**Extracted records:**

>> BEGIN

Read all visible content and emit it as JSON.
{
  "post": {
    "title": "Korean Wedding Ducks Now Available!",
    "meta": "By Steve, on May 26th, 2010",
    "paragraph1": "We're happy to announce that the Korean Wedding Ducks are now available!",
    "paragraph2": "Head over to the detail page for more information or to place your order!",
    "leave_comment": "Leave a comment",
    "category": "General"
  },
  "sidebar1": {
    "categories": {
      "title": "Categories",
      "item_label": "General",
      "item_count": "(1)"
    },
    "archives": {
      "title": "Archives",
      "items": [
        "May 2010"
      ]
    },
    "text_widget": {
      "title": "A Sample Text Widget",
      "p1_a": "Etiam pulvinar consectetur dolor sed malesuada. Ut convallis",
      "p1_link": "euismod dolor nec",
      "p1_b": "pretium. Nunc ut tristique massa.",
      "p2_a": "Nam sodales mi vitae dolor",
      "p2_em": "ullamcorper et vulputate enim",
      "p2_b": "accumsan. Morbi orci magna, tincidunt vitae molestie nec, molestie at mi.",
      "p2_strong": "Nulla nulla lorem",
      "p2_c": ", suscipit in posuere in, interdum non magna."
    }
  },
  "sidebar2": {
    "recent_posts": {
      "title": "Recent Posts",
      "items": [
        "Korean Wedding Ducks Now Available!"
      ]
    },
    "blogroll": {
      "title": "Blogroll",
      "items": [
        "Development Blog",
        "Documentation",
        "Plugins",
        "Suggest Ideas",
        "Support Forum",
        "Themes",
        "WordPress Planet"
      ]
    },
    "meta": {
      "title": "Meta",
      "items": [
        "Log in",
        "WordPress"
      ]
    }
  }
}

>> END

**Requirement:** Extract the full listing and reproduce each line exactly.

**Exercise response:**
Read all visible content and emit it as JSON.
{
  "post": {
    "title": "Korean Wedding Ducks Now Available!",
    "meta": "By Steve, on May 26th, 2010",
    "paragraph1": "We're happy to announce that the Korean Wedding Ducks are now available!",
    "paragraph2": "Head over to the detail page for more information or to place your order!",
    "leave_comment": "Leave a comment",
    "category": "General"
  },
  "sidebar1": {
    "categories": {
      "title": "Categories",
      "item_label": "General",
      "item_count": "(1)"
    },
    "archives": {
      "title": "Archives",
      "items": [
        "May 2010"
      ]
    },
    "text_widget": {
      "title": "A Sample Text Widget",
      "p1_a": "Etiam pulvinar consectetur dolor sed malesuada. Ut convallis",
      "p1_link": "euismod dolor nec",
      "p1_b": "pretium. Nunc ut tristique massa.",
      "p2_a": "Nam sodales mi vitae dolor",
      "p2_em": "ullamcorper et vulputate enim",
      "p2_b": "accumsan. Morbi orci magna, tincidunt vitae molestie nec, molestie at mi.",
      "p2_strong": "Nulla nulla lorem",
      "p2_c": ", suscipit in posuere in, interdum non magna."
    }
  },
  "sidebar2": {
    "recent_posts": {
      "title": "Recent Posts",
      "items": [
        "Korean Wedding Ducks Now Available!"
      ]
    },
    "blogroll": {
      "title": "Blogroll",
      "items": [
        "Development Blog",
        "Documentation",
        "Plugins",
        "Suggest Ideas",
        "Support Forum",
        "Themes",
        "WordPress Planet"
      ]
    },
    "meta": {
      "title": "Meta",
      "items": [
        "Log in",
        "WordPress"
      ]
    }
  }
}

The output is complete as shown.